What is the number of lines holding the word "BATETA"? Give that number alone.

» **Raw data**
"""

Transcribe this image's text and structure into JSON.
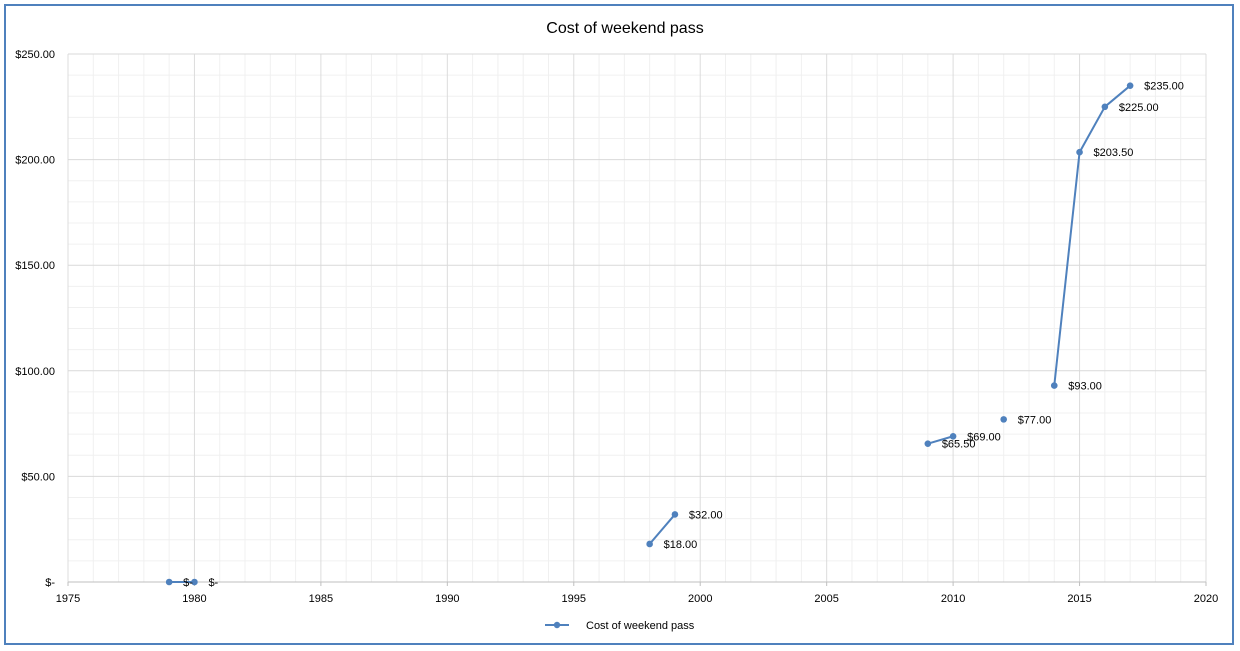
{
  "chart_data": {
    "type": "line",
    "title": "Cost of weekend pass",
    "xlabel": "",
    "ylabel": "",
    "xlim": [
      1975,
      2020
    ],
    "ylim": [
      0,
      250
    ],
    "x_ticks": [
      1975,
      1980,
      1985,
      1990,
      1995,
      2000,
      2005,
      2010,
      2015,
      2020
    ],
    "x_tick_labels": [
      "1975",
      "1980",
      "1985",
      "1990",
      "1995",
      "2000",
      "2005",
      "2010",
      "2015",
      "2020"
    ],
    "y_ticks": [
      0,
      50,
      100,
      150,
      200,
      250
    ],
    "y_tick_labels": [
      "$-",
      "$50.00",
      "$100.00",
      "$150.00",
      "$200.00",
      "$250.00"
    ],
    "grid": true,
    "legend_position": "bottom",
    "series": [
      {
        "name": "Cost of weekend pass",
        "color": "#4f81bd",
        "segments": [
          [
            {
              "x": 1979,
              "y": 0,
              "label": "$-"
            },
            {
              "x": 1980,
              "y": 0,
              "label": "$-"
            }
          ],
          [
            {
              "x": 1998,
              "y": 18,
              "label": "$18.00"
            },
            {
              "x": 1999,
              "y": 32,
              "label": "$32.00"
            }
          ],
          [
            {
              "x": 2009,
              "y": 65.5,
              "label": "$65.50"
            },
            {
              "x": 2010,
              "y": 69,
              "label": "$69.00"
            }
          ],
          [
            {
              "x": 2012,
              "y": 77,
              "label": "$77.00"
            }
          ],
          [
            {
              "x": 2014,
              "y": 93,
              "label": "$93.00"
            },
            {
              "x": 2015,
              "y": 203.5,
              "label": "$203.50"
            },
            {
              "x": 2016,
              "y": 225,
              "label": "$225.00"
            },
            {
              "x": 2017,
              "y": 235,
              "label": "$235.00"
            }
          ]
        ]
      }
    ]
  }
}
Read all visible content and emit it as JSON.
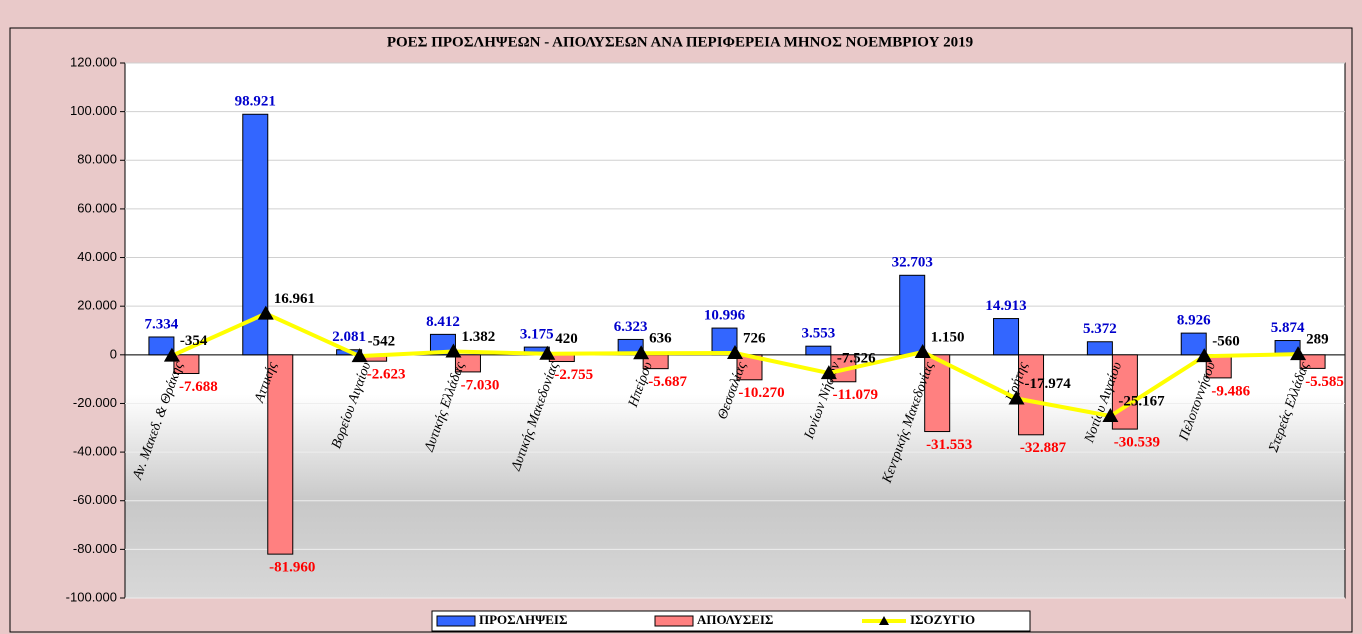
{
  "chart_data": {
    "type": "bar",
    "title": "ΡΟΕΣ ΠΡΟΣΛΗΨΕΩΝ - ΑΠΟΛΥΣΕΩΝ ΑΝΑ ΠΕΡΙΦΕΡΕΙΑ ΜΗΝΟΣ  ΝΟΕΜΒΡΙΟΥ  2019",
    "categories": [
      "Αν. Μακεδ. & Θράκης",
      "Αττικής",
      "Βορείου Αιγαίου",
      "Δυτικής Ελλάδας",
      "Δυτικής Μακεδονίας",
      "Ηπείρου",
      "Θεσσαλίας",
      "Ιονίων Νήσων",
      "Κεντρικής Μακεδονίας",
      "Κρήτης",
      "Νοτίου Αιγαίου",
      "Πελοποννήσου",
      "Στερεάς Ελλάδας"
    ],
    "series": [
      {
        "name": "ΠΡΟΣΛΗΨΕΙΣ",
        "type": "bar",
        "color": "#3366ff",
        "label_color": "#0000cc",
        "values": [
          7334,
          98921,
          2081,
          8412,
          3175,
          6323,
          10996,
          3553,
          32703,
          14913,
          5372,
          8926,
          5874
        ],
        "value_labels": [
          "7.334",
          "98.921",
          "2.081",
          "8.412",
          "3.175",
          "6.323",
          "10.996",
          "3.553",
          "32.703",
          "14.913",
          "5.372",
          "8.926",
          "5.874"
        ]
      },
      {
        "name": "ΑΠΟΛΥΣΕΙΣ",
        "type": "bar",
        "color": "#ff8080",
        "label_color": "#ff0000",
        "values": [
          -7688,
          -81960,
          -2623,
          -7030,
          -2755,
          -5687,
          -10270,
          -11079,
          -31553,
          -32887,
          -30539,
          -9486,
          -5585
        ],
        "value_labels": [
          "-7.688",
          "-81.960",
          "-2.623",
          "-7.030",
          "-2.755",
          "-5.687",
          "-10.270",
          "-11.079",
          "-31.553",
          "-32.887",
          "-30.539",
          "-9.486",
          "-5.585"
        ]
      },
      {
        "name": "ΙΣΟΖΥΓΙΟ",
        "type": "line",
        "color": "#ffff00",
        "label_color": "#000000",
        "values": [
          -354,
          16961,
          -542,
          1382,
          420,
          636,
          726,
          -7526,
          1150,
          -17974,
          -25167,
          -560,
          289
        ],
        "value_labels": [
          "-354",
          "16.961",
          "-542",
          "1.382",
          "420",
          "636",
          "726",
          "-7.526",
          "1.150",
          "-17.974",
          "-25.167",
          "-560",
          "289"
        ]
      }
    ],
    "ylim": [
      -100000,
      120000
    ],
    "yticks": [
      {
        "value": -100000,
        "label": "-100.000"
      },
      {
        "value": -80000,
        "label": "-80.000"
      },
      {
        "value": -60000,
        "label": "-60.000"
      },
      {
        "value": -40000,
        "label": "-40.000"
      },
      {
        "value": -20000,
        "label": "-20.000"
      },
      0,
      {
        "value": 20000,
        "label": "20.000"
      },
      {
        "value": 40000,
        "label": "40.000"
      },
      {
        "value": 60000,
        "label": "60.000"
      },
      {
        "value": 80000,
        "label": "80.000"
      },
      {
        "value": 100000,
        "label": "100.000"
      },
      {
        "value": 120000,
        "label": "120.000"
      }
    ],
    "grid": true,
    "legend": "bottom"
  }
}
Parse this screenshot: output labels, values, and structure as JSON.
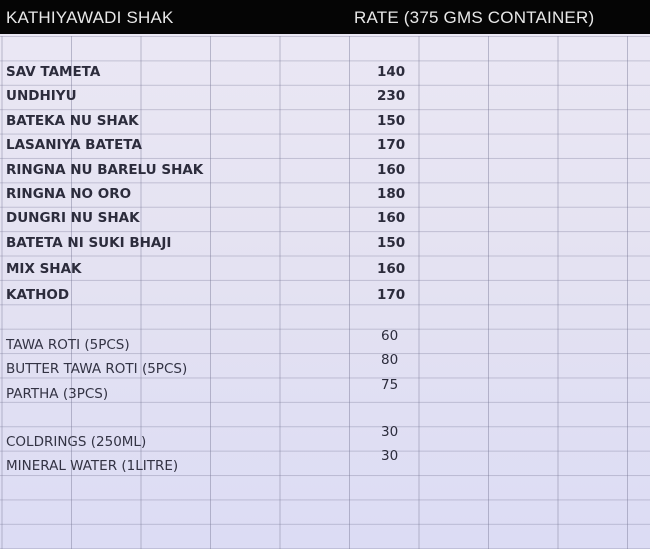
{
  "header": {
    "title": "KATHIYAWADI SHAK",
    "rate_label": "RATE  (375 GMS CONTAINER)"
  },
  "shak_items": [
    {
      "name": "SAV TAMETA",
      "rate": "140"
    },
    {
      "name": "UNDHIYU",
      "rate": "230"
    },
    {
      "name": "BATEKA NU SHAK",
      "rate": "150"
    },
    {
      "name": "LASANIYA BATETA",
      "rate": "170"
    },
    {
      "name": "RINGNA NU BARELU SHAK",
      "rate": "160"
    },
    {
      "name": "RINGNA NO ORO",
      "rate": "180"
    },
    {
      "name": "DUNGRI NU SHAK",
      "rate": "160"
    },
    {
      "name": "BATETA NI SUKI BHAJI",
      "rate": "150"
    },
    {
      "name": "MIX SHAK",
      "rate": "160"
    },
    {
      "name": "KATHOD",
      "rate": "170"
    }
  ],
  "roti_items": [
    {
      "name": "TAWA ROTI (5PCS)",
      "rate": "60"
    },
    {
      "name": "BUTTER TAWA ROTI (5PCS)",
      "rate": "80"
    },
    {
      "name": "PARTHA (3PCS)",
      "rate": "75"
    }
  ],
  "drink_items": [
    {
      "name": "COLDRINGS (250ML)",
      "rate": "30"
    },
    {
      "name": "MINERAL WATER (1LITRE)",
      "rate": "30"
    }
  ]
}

"""

» **The solution**
2